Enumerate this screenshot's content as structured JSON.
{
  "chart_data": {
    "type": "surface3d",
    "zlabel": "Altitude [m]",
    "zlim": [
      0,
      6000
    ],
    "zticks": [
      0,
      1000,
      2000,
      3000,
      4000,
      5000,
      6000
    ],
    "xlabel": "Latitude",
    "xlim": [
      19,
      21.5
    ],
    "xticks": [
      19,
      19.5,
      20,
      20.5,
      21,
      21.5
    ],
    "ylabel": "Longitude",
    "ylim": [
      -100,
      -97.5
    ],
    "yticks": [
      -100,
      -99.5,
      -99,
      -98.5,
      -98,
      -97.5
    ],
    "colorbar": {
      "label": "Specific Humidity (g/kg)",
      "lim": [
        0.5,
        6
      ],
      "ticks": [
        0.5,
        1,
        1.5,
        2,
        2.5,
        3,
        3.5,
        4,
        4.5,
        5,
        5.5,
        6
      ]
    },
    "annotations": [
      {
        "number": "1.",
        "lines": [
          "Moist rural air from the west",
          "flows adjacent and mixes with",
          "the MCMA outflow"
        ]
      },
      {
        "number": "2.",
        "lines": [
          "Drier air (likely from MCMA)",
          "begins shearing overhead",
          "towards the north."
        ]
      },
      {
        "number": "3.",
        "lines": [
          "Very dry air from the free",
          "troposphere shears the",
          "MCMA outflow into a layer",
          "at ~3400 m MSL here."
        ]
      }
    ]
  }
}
━━━━━━━━
= The task =
Each record must be repeated exactly as it is.

= Output for this task =
Enumerate this screenshot's content as structured JSON.
{
  "chart_data": {
    "type": "surface3d",
    "zlabel": "Altitude [m]",
    "zlim": [
      0,
      6000
    ],
    "zticks": [
      0,
      1000,
      2000,
      3000,
      4000,
      5000,
      6000
    ],
    "xlabel": "Latitude",
    "xlim": [
      19,
      21.5
    ],
    "xticks": [
      19,
      19.5,
      20,
      20.5,
      21,
      21.5
    ],
    "ylabel": "Longitude",
    "ylim": [
      -100,
      -97.5
    ],
    "yticks": [
      -100,
      -99.5,
      -99,
      -98.5,
      -98,
      -97.5
    ],
    "colorbar": {
      "label": "Specific Humidity (g/kg)",
      "lim": [
        0.5,
        6
      ],
      "ticks": [
        0.5,
        1,
        1.5,
        2,
        2.5,
        3,
        3.5,
        4,
        4.5,
        5,
        5.5,
        6
      ]
    },
    "annotations": [
      {
        "number": "1.",
        "lines": [
          "Moist rural air from the west",
          "flows adjacent and mixes with",
          "the MCMA outflow"
        ]
      },
      {
        "number": "2.",
        "lines": [
          "Drier air (likely from MCMA)",
          "begins shearing overhead",
          "towards the north."
        ]
      },
      {
        "number": "3.",
        "lines": [
          "Very dry air from the free",
          "troposphere shears the",
          "MCMA outflow into a layer",
          "at ~3400 m MSL here."
        ]
      }
    ]
  }
}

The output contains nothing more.